Aim:
Reproduce the listing exactly and skip over any pictures.

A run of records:
***
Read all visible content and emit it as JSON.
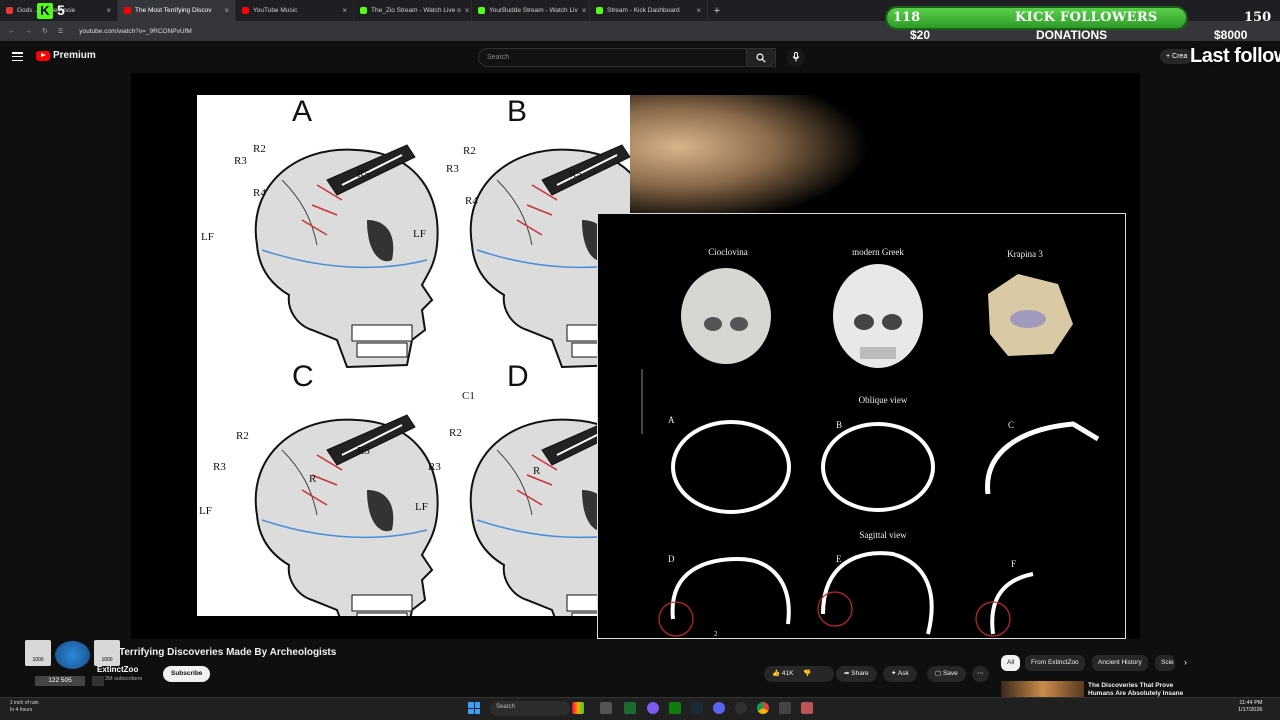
{
  "browser": {
    "tabs": [
      {
        "label": "Gods ... in the Ancie",
        "color": "#e53935",
        "active": false
      },
      {
        "label": "The Most Terrifying Discov",
        "color": "#ff0000",
        "active": true
      },
      {
        "label": "YouTube Music",
        "color": "#ff0000",
        "active": false
      },
      {
        "label": "The_Zio Stream - Watch Live o",
        "color": "#53fc18",
        "active": false
      },
      {
        "label": "YourBudde Stream - Watch Liv",
        "color": "#53fc18",
        "active": false
      },
      {
        "label": "Stream - Kick Dashboard",
        "color": "#53fc18",
        "active": false
      }
    ],
    "url": "youtube.com/watch?v=_9RCONPvUfM"
  },
  "youtube": {
    "logo_text": "Premium",
    "search_placeholder": "Search",
    "create_label": "Crea"
  },
  "overlay": {
    "kick_digit": "5",
    "followers_left": "118",
    "followers_title": "KICK FOLLOWERS",
    "followers_right": "150",
    "donations_left": "$20",
    "donations_title": "DONATIONS",
    "donations_right": "$8000",
    "last_follower": "Last followe",
    "mod_count": "122 505",
    "badges": [
      "1000",
      "1000"
    ]
  },
  "figure": {
    "panel_letters": [
      "A",
      "B",
      "C",
      "D"
    ],
    "labels": {
      "r2": "R2",
      "r3": "R3",
      "r4": "R4",
      "r5": "R5",
      "lf": "LF",
      "r": "R",
      "c1": "C1"
    },
    "inset": {
      "skull_names": [
        "Cioclovina",
        "modern Greek",
        "Krapina 3"
      ],
      "oblique_title": "Oblique view",
      "sagittal_title": "Sagittal view",
      "section_letters": [
        "A",
        "B",
        "C",
        "D",
        "E",
        "F"
      ],
      "stray_digit": "2"
    }
  },
  "video": {
    "title": "Terrifying Discoveries Made By Archeologists",
    "channel": "ExtinctZoo",
    "subscribers": "2M subscribers",
    "subscribe_label": "Subscribe",
    "likes": "41K",
    "share_label": "Share",
    "ask_label": "Ask",
    "save_label": "Save"
  },
  "recommendations": {
    "chips": [
      "All",
      "From ExtinctZoo",
      "Ancient History",
      "Scie"
    ],
    "first_title": "The Discoveries That Prove Humans Are Absolutely Insane"
  },
  "taskbar": {
    "weather_line1": "1 inch of rain",
    "weather_line2": "In 4 hours",
    "search_placeholder": "Search",
    "time": "11:44 PM",
    "date": "1/17/2026"
  }
}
***
Solution to this task:
Read all visible content and emit it as JSON.
{
  "browser": {
    "tabs": [
      {
        "label": "Gods ... in the Ancie",
        "color": "#e53935",
        "active": false
      },
      {
        "label": "The Most Terrifying Discov",
        "color": "#ff0000",
        "active": true
      },
      {
        "label": "YouTube Music",
        "color": "#ff0000",
        "active": false
      },
      {
        "label": "The_Zio Stream - Watch Live o",
        "color": "#53fc18",
        "active": false
      },
      {
        "label": "YourBudde Stream - Watch Liv",
        "color": "#53fc18",
        "active": false
      },
      {
        "label": "Stream - Kick Dashboard",
        "color": "#53fc18",
        "active": false
      }
    ],
    "url": "youtube.com/watch?v=_9RCONPvUfM"
  },
  "youtube": {
    "logo_text": "Premium",
    "search_placeholder": "Search",
    "create_label": "Crea"
  },
  "overlay": {
    "kick_digit": "5",
    "followers_left": "118",
    "followers_title": "KICK FOLLOWERS",
    "followers_right": "150",
    "donations_left": "$20",
    "donations_title": "DONATIONS",
    "donations_right": "$8000",
    "last_follower": "Last followe",
    "mod_count": "122 505",
    "badges": [
      "1000",
      "1000"
    ]
  },
  "figure": {
    "panel_letters": [
      "A",
      "B",
      "C",
      "D"
    ],
    "labels": {
      "r2": "R2",
      "r3": "R3",
      "r4": "R4",
      "r5": "R5",
      "lf": "LF",
      "r": "R",
      "c1": "C1"
    },
    "inset": {
      "skull_names": [
        "Cioclovina",
        "modern Greek",
        "Krapina 3"
      ],
      "oblique_title": "Oblique view",
      "sagittal_title": "Sagittal view",
      "section_letters": [
        "A",
        "B",
        "C",
        "D",
        "E",
        "F"
      ],
      "stray_digit": "2"
    }
  },
  "video": {
    "title": "Terrifying Discoveries Made By Archeologists",
    "channel": "ExtinctZoo",
    "subscribers": "2M subscribers",
    "subscribe_label": "Subscribe",
    "likes": "41K",
    "share_label": "Share",
    "ask_label": "Ask",
    "save_label": "Save"
  },
  "recommendations": {
    "chips": [
      "All",
      "From ExtinctZoo",
      "Ancient History",
      "Scie"
    ],
    "first_title": "The Discoveries That Prove Humans Are Absolutely Insane"
  },
  "taskbar": {
    "weather_line1": "1 inch of rain",
    "weather_line2": "In 4 hours",
    "search_placeholder": "Search",
    "time": "11:44 PM",
    "date": "1/17/2026"
  }
}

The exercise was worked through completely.